* Stated problem *
The records below are to be quoted in full; please keep every word exact.

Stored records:
↓

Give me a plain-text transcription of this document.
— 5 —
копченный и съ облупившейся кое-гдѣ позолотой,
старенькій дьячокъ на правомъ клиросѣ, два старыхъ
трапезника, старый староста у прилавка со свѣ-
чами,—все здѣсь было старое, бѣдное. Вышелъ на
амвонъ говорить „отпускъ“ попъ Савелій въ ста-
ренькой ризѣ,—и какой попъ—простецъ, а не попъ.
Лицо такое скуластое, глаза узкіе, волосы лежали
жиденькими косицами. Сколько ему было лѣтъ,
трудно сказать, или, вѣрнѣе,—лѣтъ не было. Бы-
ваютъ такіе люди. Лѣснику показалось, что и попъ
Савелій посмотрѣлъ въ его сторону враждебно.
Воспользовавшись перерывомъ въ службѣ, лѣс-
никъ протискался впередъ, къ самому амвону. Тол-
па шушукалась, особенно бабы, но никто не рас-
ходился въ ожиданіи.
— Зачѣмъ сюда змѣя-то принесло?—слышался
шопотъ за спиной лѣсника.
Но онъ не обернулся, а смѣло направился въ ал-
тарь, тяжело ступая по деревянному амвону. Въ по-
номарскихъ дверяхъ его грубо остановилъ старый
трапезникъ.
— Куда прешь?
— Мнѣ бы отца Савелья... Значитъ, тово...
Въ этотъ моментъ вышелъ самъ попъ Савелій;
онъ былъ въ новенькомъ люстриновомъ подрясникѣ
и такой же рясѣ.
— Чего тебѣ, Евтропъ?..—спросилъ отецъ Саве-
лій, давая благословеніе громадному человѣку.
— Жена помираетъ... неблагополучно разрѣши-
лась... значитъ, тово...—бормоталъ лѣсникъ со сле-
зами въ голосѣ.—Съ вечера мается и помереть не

↑

* Solution *
Give me a plain-text transcription of this document.
— 5 —
копченный и съ облупившейся кое-гдѣ позолотой,
старенькій дьячокъ на правомъ клиросѣ, два старыхъ
трапезника, старый староста у прилавка со свѣ-
чами,—все здѣсь было старое, бѣдное. Вышелъ на
амвонъ говорить „отпускъ“ попъ Савелій въ ста-
ренькой ризѣ,—и какой попъ—простецъ, а не попъ.
Лицо такое скуластое, глаза узкіе, волосы лежали
жиденькими косицами. Сколько ему было лѣтъ,
трудно сказать, или, вѣрнѣе,—лѣтъ не было. Бы-
ваютъ такіе люди. Лѣснику показалось, что и попъ
Савелій посмотрѣлъ въ его сторону враждебно.
Воспользовавшись перерывомъ въ службѣ, лѣс-
никъ протискался впередъ, къ самому амвону. Тол-
па шушукалась, особенно бабы, но никто не рас-
ходился въ ожиданіи.
— Зачѣмъ сюда змѣя-то принесло?—слышался
шопотъ за спиной лѣсника.
Но онъ не обернулся, а смѣло направился въ ал-
тарь, тяжело ступая по деревянному амвону. Въ по-
номарскихъ дверяхъ его грубо остановилъ старый
трапезникъ.
— Куда прешь?
— Мнѣ бы отца Савелья... Значитъ, тово...
Въ этотъ моментъ вышелъ самъ попъ Савелій;
онъ былъ въ новенькомъ люстриновомъ подрясникѣ
и такой же рясѣ.
— Чего тебѣ, Евтропъ?..—спросилъ отецъ Саве-
лій, давая благословеніе громадному человѣку.
— Жена помираетъ... неблагополучно разрѣши-
лась... значитъ, тово...—бормоталъ лѣсникъ со сле-
зами въ голосѣ.—Съ вечера мается и помереть не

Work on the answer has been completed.